»»
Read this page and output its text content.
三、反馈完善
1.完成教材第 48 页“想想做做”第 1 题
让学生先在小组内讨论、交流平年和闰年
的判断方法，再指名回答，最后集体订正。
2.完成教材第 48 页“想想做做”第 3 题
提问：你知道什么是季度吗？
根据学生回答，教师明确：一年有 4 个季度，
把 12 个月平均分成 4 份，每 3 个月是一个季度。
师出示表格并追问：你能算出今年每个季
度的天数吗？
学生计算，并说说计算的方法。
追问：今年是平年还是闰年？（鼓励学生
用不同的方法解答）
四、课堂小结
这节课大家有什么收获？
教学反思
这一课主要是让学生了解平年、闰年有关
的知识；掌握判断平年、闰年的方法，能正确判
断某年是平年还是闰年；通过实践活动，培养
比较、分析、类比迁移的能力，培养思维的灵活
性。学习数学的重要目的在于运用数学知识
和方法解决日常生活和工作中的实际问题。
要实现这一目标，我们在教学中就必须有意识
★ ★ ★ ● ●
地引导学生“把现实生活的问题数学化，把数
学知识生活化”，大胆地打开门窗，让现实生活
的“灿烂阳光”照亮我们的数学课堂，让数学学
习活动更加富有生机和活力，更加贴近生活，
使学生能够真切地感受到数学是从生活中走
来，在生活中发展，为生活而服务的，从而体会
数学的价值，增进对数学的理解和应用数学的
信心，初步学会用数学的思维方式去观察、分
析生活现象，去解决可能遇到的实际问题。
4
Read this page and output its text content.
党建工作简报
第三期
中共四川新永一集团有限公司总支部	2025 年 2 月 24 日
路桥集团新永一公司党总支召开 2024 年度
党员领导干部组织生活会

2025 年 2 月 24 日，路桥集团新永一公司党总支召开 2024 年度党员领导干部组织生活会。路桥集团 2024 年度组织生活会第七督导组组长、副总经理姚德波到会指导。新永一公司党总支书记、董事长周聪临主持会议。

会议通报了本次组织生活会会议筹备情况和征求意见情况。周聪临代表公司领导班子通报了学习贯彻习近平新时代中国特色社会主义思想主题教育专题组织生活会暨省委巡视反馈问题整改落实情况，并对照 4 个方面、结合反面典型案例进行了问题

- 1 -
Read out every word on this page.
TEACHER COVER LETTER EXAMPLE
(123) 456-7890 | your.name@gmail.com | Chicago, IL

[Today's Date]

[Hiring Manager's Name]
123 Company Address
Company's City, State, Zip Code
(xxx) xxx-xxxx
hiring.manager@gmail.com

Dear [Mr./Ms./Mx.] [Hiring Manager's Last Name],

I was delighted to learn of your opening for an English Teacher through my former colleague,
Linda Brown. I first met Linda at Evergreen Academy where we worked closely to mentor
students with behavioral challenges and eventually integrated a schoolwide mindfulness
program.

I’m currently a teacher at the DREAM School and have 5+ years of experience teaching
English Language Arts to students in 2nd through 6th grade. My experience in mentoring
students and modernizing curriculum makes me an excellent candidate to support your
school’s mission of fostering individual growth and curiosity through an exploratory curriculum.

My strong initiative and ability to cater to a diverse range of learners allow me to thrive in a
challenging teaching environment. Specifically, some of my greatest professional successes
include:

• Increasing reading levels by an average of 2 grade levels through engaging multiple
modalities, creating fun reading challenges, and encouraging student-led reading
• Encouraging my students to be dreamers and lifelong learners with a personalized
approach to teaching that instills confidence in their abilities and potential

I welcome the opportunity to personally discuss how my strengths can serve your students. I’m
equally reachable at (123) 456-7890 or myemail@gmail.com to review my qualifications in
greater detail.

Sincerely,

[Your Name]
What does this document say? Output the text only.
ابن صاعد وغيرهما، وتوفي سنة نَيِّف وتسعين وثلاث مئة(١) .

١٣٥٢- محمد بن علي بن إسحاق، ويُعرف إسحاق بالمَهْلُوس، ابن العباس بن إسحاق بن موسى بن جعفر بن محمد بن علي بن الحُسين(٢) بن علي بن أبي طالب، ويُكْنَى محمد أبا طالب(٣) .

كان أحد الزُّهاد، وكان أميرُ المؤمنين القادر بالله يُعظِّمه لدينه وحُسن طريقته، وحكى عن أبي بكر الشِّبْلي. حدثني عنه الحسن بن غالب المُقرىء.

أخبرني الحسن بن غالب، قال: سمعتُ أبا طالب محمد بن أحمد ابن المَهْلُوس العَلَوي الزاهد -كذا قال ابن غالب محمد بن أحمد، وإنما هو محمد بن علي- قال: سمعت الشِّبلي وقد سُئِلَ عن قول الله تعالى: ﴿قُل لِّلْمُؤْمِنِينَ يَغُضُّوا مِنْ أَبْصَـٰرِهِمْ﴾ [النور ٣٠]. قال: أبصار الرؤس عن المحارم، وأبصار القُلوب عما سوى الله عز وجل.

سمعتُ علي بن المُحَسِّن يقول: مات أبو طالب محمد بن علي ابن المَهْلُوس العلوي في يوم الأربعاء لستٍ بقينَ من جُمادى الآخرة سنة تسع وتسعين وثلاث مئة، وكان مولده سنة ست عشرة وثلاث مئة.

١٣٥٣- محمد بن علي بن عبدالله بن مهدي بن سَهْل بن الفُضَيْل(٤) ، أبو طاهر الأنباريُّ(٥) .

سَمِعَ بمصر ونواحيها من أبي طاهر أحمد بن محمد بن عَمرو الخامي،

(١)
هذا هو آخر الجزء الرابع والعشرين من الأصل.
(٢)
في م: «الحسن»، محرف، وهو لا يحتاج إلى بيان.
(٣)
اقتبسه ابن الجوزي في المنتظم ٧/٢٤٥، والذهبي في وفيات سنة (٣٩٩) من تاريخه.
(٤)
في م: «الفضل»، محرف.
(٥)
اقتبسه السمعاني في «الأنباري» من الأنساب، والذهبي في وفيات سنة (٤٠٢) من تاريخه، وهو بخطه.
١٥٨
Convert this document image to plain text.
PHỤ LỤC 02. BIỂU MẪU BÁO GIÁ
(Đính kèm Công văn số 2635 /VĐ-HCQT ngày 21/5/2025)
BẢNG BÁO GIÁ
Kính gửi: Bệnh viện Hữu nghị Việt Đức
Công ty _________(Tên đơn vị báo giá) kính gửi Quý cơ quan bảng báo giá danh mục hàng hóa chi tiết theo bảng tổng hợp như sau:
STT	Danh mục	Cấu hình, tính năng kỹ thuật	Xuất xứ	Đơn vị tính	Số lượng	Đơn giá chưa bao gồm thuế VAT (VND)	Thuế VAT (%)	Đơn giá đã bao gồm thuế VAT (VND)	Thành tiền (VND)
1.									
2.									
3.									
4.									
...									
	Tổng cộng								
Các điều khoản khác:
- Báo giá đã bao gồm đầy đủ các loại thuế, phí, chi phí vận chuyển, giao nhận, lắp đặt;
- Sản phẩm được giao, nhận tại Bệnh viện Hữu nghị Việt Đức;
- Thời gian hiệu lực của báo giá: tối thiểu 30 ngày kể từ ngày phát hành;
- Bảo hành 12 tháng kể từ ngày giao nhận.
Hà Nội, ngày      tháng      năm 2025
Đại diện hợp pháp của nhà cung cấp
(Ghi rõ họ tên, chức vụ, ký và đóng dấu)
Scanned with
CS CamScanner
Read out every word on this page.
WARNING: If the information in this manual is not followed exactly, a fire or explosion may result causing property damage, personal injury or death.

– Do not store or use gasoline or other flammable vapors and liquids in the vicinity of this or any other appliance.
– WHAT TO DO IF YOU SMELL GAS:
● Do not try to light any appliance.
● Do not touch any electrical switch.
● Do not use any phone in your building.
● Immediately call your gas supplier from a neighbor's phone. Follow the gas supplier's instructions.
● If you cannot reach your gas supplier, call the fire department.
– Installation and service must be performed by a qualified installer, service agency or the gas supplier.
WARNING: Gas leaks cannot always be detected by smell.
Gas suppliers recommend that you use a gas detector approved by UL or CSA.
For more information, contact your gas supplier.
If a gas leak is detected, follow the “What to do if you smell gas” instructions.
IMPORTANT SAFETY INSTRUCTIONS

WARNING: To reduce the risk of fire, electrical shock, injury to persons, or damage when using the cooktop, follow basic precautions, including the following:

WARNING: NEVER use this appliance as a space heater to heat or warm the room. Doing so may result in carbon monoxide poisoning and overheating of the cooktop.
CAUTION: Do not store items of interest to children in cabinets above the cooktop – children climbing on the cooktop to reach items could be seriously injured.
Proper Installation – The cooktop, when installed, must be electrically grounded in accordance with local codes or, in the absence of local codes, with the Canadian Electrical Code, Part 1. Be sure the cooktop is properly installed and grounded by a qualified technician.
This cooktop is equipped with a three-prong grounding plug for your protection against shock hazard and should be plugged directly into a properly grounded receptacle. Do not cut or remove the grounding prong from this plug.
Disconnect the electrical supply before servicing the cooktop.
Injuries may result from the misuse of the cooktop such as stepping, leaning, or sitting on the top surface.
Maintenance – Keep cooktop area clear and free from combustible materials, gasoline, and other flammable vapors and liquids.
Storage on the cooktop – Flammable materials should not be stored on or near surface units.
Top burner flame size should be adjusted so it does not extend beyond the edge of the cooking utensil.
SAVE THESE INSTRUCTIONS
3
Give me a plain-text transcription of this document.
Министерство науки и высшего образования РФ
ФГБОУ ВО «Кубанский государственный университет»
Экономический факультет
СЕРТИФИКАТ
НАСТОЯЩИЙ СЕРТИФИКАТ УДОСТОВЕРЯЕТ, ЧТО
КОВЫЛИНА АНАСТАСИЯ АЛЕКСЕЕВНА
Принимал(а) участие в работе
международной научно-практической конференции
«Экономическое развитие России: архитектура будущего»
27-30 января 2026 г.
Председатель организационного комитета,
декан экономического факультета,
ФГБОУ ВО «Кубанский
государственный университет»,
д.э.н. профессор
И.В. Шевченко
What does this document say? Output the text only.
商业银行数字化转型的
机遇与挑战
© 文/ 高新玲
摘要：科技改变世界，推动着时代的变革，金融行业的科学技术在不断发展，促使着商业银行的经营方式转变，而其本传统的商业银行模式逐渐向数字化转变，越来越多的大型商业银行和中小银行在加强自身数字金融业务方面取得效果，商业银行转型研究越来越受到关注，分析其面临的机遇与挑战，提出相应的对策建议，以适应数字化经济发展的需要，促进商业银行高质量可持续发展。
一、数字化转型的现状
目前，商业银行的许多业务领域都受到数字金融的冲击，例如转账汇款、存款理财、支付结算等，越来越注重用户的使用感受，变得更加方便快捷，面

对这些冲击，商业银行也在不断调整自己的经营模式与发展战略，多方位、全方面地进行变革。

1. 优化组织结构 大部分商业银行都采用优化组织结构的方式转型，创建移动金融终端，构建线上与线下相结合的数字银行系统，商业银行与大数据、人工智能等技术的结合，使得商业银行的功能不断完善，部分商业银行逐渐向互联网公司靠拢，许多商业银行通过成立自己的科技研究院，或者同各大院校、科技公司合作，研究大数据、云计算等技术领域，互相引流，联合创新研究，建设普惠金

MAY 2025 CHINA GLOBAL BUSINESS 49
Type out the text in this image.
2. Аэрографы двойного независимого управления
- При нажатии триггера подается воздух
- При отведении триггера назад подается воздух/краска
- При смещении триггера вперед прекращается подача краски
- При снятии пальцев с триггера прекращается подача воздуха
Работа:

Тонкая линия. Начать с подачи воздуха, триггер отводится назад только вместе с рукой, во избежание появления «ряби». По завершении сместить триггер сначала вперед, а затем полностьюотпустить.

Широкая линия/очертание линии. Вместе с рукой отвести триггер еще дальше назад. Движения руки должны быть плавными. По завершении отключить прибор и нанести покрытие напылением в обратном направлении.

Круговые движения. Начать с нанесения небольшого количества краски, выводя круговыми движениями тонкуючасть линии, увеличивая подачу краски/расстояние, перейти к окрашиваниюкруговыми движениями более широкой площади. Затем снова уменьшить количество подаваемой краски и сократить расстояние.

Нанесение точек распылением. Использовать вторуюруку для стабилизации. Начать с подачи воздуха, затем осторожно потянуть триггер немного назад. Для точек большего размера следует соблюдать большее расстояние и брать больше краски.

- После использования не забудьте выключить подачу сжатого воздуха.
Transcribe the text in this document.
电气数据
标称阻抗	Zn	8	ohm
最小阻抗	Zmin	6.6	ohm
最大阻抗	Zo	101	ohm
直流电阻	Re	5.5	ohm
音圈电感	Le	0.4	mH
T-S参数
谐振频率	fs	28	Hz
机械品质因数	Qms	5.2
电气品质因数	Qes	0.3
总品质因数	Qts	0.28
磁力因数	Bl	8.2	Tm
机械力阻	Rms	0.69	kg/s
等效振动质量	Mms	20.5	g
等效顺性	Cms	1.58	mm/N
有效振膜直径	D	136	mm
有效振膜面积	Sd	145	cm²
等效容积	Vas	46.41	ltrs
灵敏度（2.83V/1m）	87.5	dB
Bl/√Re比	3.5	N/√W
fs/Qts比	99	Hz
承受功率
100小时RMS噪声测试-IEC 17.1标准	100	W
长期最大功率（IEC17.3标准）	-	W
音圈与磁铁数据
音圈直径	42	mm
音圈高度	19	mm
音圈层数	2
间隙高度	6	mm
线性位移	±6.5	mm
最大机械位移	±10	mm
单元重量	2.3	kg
««
Do this → The word "وثلاث" appears in how many lines of the records? Give the number only.

Response → 2